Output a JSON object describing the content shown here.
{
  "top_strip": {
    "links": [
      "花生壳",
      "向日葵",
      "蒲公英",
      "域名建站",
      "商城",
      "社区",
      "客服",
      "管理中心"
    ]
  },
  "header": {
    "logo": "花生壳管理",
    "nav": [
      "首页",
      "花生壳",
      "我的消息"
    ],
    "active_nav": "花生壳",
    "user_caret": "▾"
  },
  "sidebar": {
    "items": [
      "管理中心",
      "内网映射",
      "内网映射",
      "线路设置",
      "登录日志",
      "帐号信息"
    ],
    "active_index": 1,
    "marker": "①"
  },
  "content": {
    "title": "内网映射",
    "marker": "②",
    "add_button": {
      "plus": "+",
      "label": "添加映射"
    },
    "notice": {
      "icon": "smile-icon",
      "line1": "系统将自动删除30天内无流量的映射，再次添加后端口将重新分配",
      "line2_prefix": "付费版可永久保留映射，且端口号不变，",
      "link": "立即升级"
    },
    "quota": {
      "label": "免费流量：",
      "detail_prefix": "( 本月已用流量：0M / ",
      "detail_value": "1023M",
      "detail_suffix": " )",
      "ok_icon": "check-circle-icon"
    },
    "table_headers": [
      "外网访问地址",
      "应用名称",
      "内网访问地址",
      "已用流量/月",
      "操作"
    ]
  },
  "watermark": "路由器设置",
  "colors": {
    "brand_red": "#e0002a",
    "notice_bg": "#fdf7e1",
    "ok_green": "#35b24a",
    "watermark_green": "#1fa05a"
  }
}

Given task >> Return each line of the data exactly as written above.

Task solution >>
Output a JSON object describing the content shown here.
{
  "top_strip": {
    "links": [
      "花生壳",
      "向日葵",
      "蒲公英",
      "域名建站",
      "商城",
      "社区",
      "客服",
      "管理中心"
    ]
  },
  "header": {
    "logo": "花生壳管理",
    "nav": [
      "首页",
      "花生壳",
      "我的消息"
    ],
    "active_nav": "花生壳",
    "user_caret": "▾"
  },
  "sidebar": {
    "items": [
      "管理中心",
      "内网映射",
      "内网映射",
      "线路设置",
      "登录日志",
      "帐号信息"
    ],
    "active_index": 1,
    "marker": "①"
  },
  "content": {
    "title": "内网映射",
    "marker": "②",
    "add_button": {
      "plus": "+",
      "label": "添加映射"
    },
    "notice": {
      "icon": "smile-icon",
      "line1": "系统将自动删除30天内无流量的映射，再次添加后端口将重新分配",
      "line2_prefix": "付费版可永久保留映射，且端口号不变，",
      "link": "立即升级"
    },
    "quota": {
      "label": "免费流量：",
      "detail_prefix": "( 本月已用流量：0M / ",
      "detail_value": "1023M",
      "detail_suffix": " )",
      "ok_icon": "check-circle-icon"
    },
    "table_headers": [
      "外网访问地址",
      "应用名称",
      "内网访问地址",
      "已用流量/月",
      "操作"
    ]
  },
  "watermark": "路由器设置",
  "colors": {
    "brand_red": "#e0002a",
    "notice_bg": "#fdf7e1",
    "ok_green": "#35b24a",
    "watermark_green": "#1fa05a"
  }
}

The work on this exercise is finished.